| Prompt |
Identify every line in the records below that contains the word "structured", and copy each of those lines.

──────────────────────────────

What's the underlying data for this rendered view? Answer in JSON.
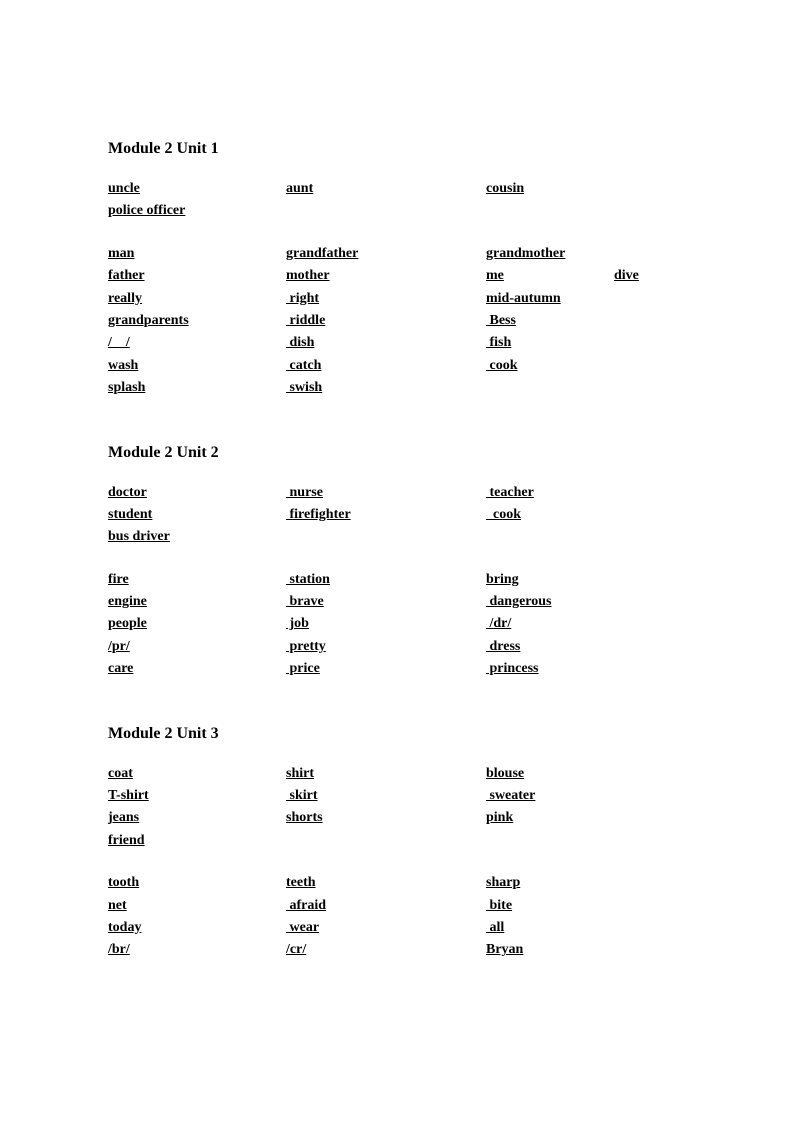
{
  "typography": {
    "font_family": "Times New Roman",
    "title_fontsize": 16,
    "word_fontsize": 14,
    "color": "#000000",
    "background": "#ffffff",
    "font_weight": "bold",
    "text_decoration": "underline"
  },
  "modules": [
    {
      "title": "Module 2 Unit 1",
      "blocks": [
        [
          [
            "uncle",
            "aunt",
            "cousin",
            ""
          ],
          [
            "police officer",
            "",
            "",
            ""
          ]
        ],
        [
          [
            "man",
            "grandfather",
            "grandmother",
            ""
          ],
          [
            "father",
            "mother",
            "me",
            "dive"
          ],
          [
            "really",
            " right",
            "mid-autumn",
            ""
          ],
          [
            "grandparents",
            " riddle",
            " Bess",
            ""
          ],
          [
            "/    /",
            " dish",
            " fish",
            ""
          ],
          [
            "wash",
            " catch",
            " cook",
            ""
          ],
          [
            "splash",
            " swish",
            "",
            ""
          ]
        ]
      ]
    },
    {
      "title": "Module 2 Unit 2",
      "blocks": [
        [
          [
            "doctor",
            " nurse",
            " teacher",
            ""
          ],
          [
            "student",
            " firefighter",
            "  cook",
            ""
          ],
          [
            "bus driver",
            "",
            "",
            ""
          ]
        ],
        [
          [
            "fire",
            " station",
            "bring",
            ""
          ],
          [
            "engine",
            " brave",
            " dangerous",
            ""
          ],
          [
            "people",
            " job",
            " /dr/",
            ""
          ],
          [
            "/pr/",
            " pretty",
            " dress",
            ""
          ],
          [
            "care",
            " price",
            " princess",
            ""
          ]
        ]
      ]
    },
    {
      "title": "Module 2 Unit 3",
      "blocks": [
        [
          [
            "coat",
            "shirt",
            "blouse",
            ""
          ],
          [
            "T-shirt",
            " skirt",
            " sweater",
            ""
          ],
          [
            "jeans",
            "shorts",
            "pink",
            ""
          ],
          [
            "friend",
            "",
            "",
            ""
          ]
        ],
        [
          [
            "tooth",
            "teeth",
            "sharp",
            ""
          ],
          [
            "net",
            " afraid",
            " bite",
            ""
          ],
          [
            "today",
            " wear",
            " all",
            ""
          ],
          [
            "/br/",
            "/cr/",
            "Bryan",
            ""
          ]
        ]
      ]
    }
  ]
}
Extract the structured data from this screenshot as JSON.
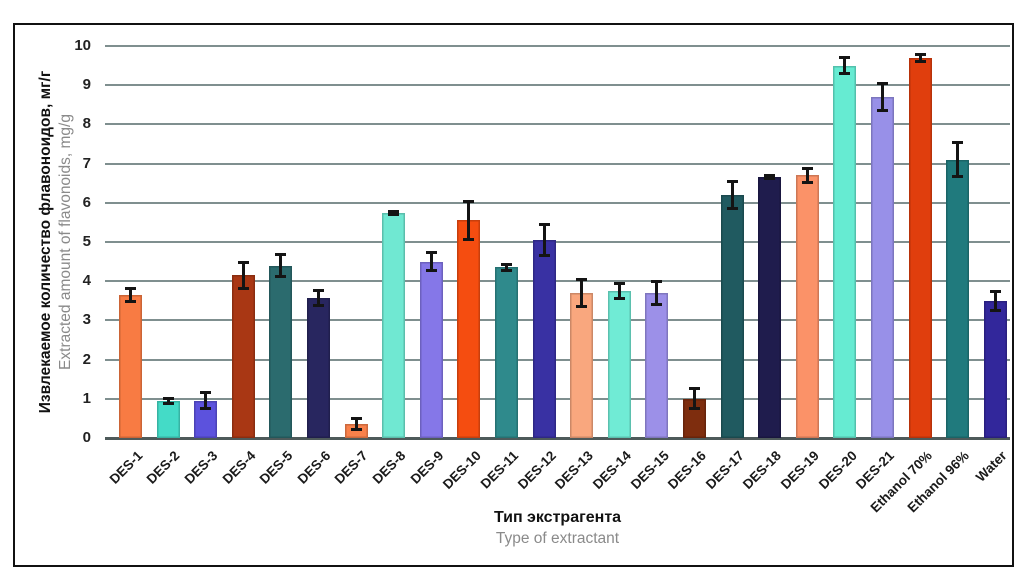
{
  "chart_data": {
    "type": "bar",
    "title": "",
    "ylabel_ru": "Извлекаемое количество флавоноидов, мг/г",
    "ylabel_en": "Extracted amount of flavonoids, mg/g",
    "xlabel_ru": "Тип экстрагента",
    "xlabel_en": "Type of extractant",
    "ylim": [
      0,
      10
    ],
    "ytick_step": 1,
    "grid": true,
    "legend_position": "none",
    "categories": [
      "DES-1",
      "DES-2",
      "DES-3",
      "DES-4",
      "DES-5",
      "DES-6",
      "DES-7",
      "DES-8",
      "DES-9",
      "DES-10",
      "DES-11",
      "DES-12",
      "DES-13",
      "DES-14",
      "DES-15",
      "DES-16",
      "DES-17",
      "DES-18",
      "DES-19",
      "DES-20",
      "DES-21",
      "Ethanol 70%",
      "Ethanol 96%",
      "Water"
    ],
    "values": [
      3.65,
      0.95,
      0.95,
      4.15,
      4.4,
      3.58,
      0.35,
      5.75,
      4.5,
      5.55,
      4.35,
      5.05,
      3.7,
      3.75,
      3.7,
      1.0,
      6.2,
      6.65,
      6.7,
      9.5,
      8.7,
      9.7,
      7.1,
      3.5
    ],
    "errors": [
      0.18,
      0.07,
      0.22,
      0.35,
      0.3,
      0.2,
      0.15,
      0.05,
      0.25,
      0.5,
      0.1,
      0.4,
      0.35,
      0.2,
      0.3,
      0.27,
      0.35,
      0.05,
      0.2,
      0.22,
      0.35,
      0.1,
      0.45,
      0.25
    ],
    "bar_colors": [
      "#F87B43",
      "#44DBC7",
      "#5C52DD",
      "#A93714",
      "#2B6B6E",
      "#28265F",
      "#F9814B",
      "#70E8D2",
      "#8577E8",
      "#F54D10",
      "#2F8A8C",
      "#3931A3",
      "#F9A77E",
      "#70EBD5",
      "#9C90E8",
      "#7E2D0E",
      "#205A60",
      "#1F1C4D",
      "#FB9268",
      "#66EBD2",
      "#9890E8",
      "#E03E0D",
      "#207A7D",
      "#32279B"
    ],
    "gridline_color": "#7f8f8f",
    "axis_color": "#4e5a5a",
    "error_bar_color": "#141414"
  }
}
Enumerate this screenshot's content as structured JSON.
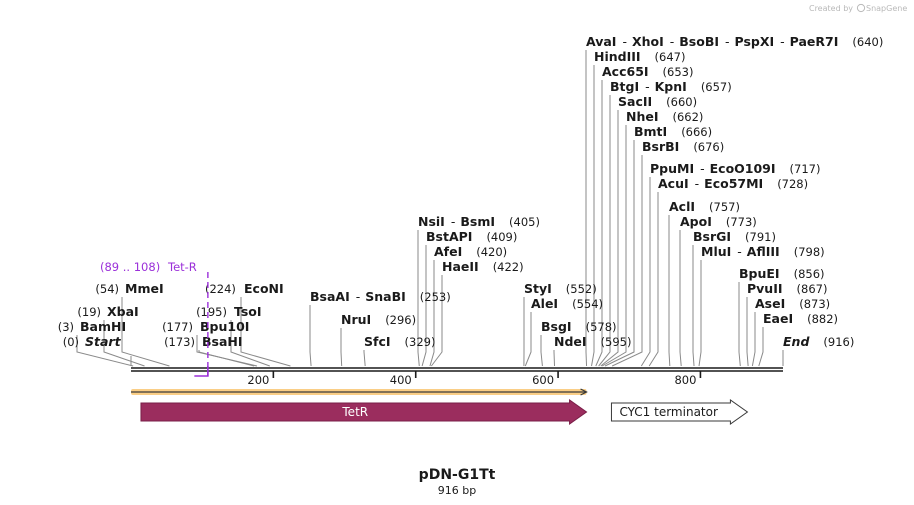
{
  "brand": {
    "created_by": "Created by",
    "app_name": "SnapGene"
  },
  "map": {
    "name": "pDN-G1Tt",
    "length_label": "916 bp",
    "length_bp": 916,
    "axis_ticks": [
      "200",
      "400",
      "600",
      "800"
    ],
    "axis_tick_values": [
      200,
      400,
      600,
      800
    ]
  },
  "features": [
    {
      "name": "TetR",
      "start": 14,
      "end": 640,
      "direction": "forward",
      "fill": "#9b2d5e",
      "text_color": "#ffffff"
    },
    {
      "name": "CYC1 terminator",
      "start": 675,
      "end": 866,
      "direction": "forward",
      "fill": "#ffffff",
      "text_color": "#1a1a1a"
    }
  ],
  "primers": [
    {
      "name": "Tet-R",
      "range_label": "(89 .. 108)",
      "start": 89,
      "end": 108,
      "color": "#9b30d9"
    }
  ],
  "orf_bar": {
    "start": 0,
    "end": 640,
    "color": "#f5a623"
  },
  "sites": [
    {
      "id": "start",
      "parts": [
        "Start"
      ],
      "pos_label": "(0)",
      "bp": 0,
      "italic": true
    },
    {
      "id": "bamhi",
      "parts": [
        "BamHI"
      ],
      "pos_label": "(3)",
      "bp": 3
    },
    {
      "id": "xbai",
      "parts": [
        "XbaI"
      ],
      "pos_label": "(19)",
      "bp": 19
    },
    {
      "id": "mmei",
      "parts": [
        "MmeI"
      ],
      "pos_label": "(54)",
      "bp": 54
    },
    {
      "id": "bsahi",
      "parts": [
        "BsaHI"
      ],
      "pos_label": "(173)",
      "bp": 173
    },
    {
      "id": "bpu10i",
      "parts": [
        "Bpu10I"
      ],
      "pos_label": "(177)",
      "bp": 177
    },
    {
      "id": "tsoi",
      "parts": [
        "TsoI"
      ],
      "pos_label": "(195)",
      "bp": 195
    },
    {
      "id": "econi",
      "parts": [
        "EcoNI"
      ],
      "pos_label": "(224)",
      "bp": 224
    },
    {
      "id": "bsaai",
      "parts": [
        "BsaAI",
        "SnaBI"
      ],
      "pos_label": "(253)",
      "bp": 253
    },
    {
      "id": "nrui",
      "parts": [
        "NruI"
      ],
      "pos_label": "(296)",
      "bp": 296
    },
    {
      "id": "sfci",
      "parts": [
        "SfcI"
      ],
      "pos_label": "(329)",
      "bp": 329
    },
    {
      "id": "nsii",
      "parts": [
        "NsiI",
        "BsmI"
      ],
      "pos_label": "(405)",
      "bp": 405
    },
    {
      "id": "bstapi",
      "parts": [
        "BstAPI"
      ],
      "pos_label": "(409)",
      "bp": 409
    },
    {
      "id": "afei",
      "parts": [
        "AfeI"
      ],
      "pos_label": "(420)",
      "bp": 420
    },
    {
      "id": "haeii",
      "parts": [
        "HaeII"
      ],
      "pos_label": "(422)",
      "bp": 422
    },
    {
      "id": "styi",
      "parts": [
        "StyI"
      ],
      "pos_label": "(552)",
      "bp": 552
    },
    {
      "id": "alei",
      "parts": [
        "AleI"
      ],
      "pos_label": "(554)",
      "bp": 554
    },
    {
      "id": "bsgi",
      "parts": [
        "BsgI"
      ],
      "pos_label": "(578)",
      "bp": 578
    },
    {
      "id": "ndei",
      "parts": [
        "NdeI"
      ],
      "pos_label": "(595)",
      "bp": 595
    },
    {
      "id": "avai",
      "parts": [
        "AvaI",
        "XhoI",
        "BsoBI",
        "PspXI",
        "PaeR7I"
      ],
      "pos_label": "(640)",
      "bp": 640
    },
    {
      "id": "hindiii",
      "parts": [
        "HindIII"
      ],
      "pos_label": "(647)",
      "bp": 647
    },
    {
      "id": "acc65i",
      "parts": [
        "Acc65I"
      ],
      "pos_label": "(653)",
      "bp": 653
    },
    {
      "id": "btgi",
      "parts": [
        "BtgI",
        "KpnI"
      ],
      "pos_label": "(657)",
      "bp": 657
    },
    {
      "id": "sacii",
      "parts": [
        "SacII"
      ],
      "pos_label": "(660)",
      "bp": 660
    },
    {
      "id": "nhei",
      "parts": [
        "NheI"
      ],
      "pos_label": "(662)",
      "bp": 662
    },
    {
      "id": "bmti",
      "parts": [
        "BmtI"
      ],
      "pos_label": "(666)",
      "bp": 666
    },
    {
      "id": "bsrbi",
      "parts": [
        "BsrBI"
      ],
      "pos_label": "(676)",
      "bp": 676
    },
    {
      "id": "ppumi",
      "parts": [
        "PpuMI",
        "EcoO109I"
      ],
      "pos_label": "(717)",
      "bp": 717
    },
    {
      "id": "acui",
      "parts": [
        "AcuI",
        "Eco57MI"
      ],
      "pos_label": "(728)",
      "bp": 728
    },
    {
      "id": "acli",
      "parts": [
        "AclI"
      ],
      "pos_label": "(757)",
      "bp": 757
    },
    {
      "id": "apoi",
      "parts": [
        "ApoI"
      ],
      "pos_label": "(773)",
      "bp": 773
    },
    {
      "id": "bsrgi",
      "parts": [
        "BsrGI"
      ],
      "pos_label": "(791)",
      "bp": 791
    },
    {
      "id": "mlui",
      "parts": [
        "MluI",
        "AflIII"
      ],
      "pos_label": "(798)",
      "bp": 798
    },
    {
      "id": "bpuei",
      "parts": [
        "BpuEI"
      ],
      "pos_label": "(856)",
      "bp": 856
    },
    {
      "id": "pvuii",
      "parts": [
        "PvuII"
      ],
      "pos_label": "(867)",
      "bp": 867
    },
    {
      "id": "asei",
      "parts": [
        "AseI"
      ],
      "pos_label": "(873)",
      "bp": 873
    },
    {
      "id": "eaei",
      "parts": [
        "EaeI"
      ],
      "pos_label": "(882)",
      "bp": 882
    },
    {
      "id": "end",
      "parts": [
        "End"
      ],
      "pos_label": "(916)",
      "bp": 916,
      "italic": true
    }
  ]
}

──────────────────────────────

| Exercise solution |
Extract the structured data from this screenshot as JSON.
Enumerate this screenshot's content as structured JSON.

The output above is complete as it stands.